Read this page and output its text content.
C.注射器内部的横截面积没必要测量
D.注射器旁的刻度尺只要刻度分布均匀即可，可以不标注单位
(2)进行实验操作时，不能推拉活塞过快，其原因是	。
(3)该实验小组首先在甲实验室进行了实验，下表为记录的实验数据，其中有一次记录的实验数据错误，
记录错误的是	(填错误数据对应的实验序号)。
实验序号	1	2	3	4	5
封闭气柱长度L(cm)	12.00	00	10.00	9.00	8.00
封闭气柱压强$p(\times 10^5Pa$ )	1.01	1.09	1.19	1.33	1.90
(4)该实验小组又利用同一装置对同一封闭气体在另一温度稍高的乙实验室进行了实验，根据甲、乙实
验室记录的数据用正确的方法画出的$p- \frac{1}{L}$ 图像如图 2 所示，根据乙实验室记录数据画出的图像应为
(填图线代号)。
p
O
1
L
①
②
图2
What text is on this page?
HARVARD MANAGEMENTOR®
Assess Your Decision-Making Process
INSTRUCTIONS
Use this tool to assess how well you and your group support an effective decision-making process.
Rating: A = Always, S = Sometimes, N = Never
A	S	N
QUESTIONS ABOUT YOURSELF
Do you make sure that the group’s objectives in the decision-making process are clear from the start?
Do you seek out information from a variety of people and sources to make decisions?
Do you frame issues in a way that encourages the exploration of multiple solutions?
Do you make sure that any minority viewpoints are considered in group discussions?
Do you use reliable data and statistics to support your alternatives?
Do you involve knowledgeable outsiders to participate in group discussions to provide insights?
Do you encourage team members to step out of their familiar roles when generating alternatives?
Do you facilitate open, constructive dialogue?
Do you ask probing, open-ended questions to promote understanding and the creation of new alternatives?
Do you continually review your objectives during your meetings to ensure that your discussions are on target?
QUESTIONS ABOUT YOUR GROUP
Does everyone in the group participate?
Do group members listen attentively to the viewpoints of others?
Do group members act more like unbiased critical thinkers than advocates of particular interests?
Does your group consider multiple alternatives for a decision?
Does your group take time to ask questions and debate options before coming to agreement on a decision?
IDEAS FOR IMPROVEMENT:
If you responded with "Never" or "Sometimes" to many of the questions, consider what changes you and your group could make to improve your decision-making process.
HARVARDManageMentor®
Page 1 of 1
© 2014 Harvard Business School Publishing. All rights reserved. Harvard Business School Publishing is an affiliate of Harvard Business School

Instructions to follow>
Please repeat the listing exactly, with nothing left out.

Response for this exercise>
Read this page and output its text content.
C.注射器内部的横截面积没必要测量
D.注射器旁的刻度尺只要刻度分布均匀即可，可以不标注单位
(2)进行实验操作时，不能推拉活塞过快，其原因是	。
(3)该实验小组首先在甲实验室进行了实验，下表为记录的实验数据，其中有一次记录的实验数据错误，
记录错误的是	(填错误数据对应的实验序号)。
实验序号	1	2	3	4	5
封闭气柱长度L(cm)	12.00	00	10.00	9.00	8.00
封闭气柱压强$p(\times 10^5Pa$ )	1.01	1.09	1.19	1.33	1.90
(4)该实验小组又利用同一装置对同一封闭气体在另一温度稍高的乙实验室进行了实验，根据甲、乙实
验室记录的数据用正确的方法画出的$p- \frac{1}{L}$ 图像如图 2 所示，根据乙实验室记录数据画出的图像应为
(填图线代号)。
p
O
1
L
①
②
图2
What text is on this page?
HARVARD MANAGEMENTOR®
Assess Your Decision-Making Process
INSTRUCTIONS
Use this tool to assess how well you and your group support an effective decision-making process.
Rating: A = Always, S = Sometimes, N = Never
A	S	N
QUESTIONS ABOUT YOURSELF
Do you make sure that the group’s objectives in the decision-making process are clear from the start?
Do you seek out information from a variety of people and sources to make decisions?
Do you frame issues in a way that encourages the exploration of multiple solutions?
Do you make sure that any minority viewpoints are considered in group discussions?
Do you use reliable data and statistics to support your alternatives?
Do you involve knowledgeable outsiders to participate in group discussions to provide insights?
Do you encourage team members to step out of their familiar roles when generating alternatives?
Do you facilitate open, constructive dialogue?
Do you ask probing, open-ended questions to promote understanding and the creation of new alternatives?
Do you continually review your objectives during your meetings to ensure that your discussions are on target?
QUESTIONS ABOUT YOUR GROUP
Does everyone in the group participate?
Do group members listen attentively to the viewpoints of others?
Do group members act more like unbiased critical thinkers than advocates of particular interests?
Does your group consider multiple alternatives for a decision?
Does your group take time to ask questions and debate options before coming to agreement on a decision?
IDEAS FOR IMPROVEMENT:
If you responded with "Never" or "Sometimes" to many of the questions, consider what changes you and your group could make to improve your decision-making process.
HARVARDManageMentor®
Page 1 of 1
© 2014 Harvard Business School Publishing. All rights reserved. Harvard Business School Publishing is an affiliate of Harvard Business School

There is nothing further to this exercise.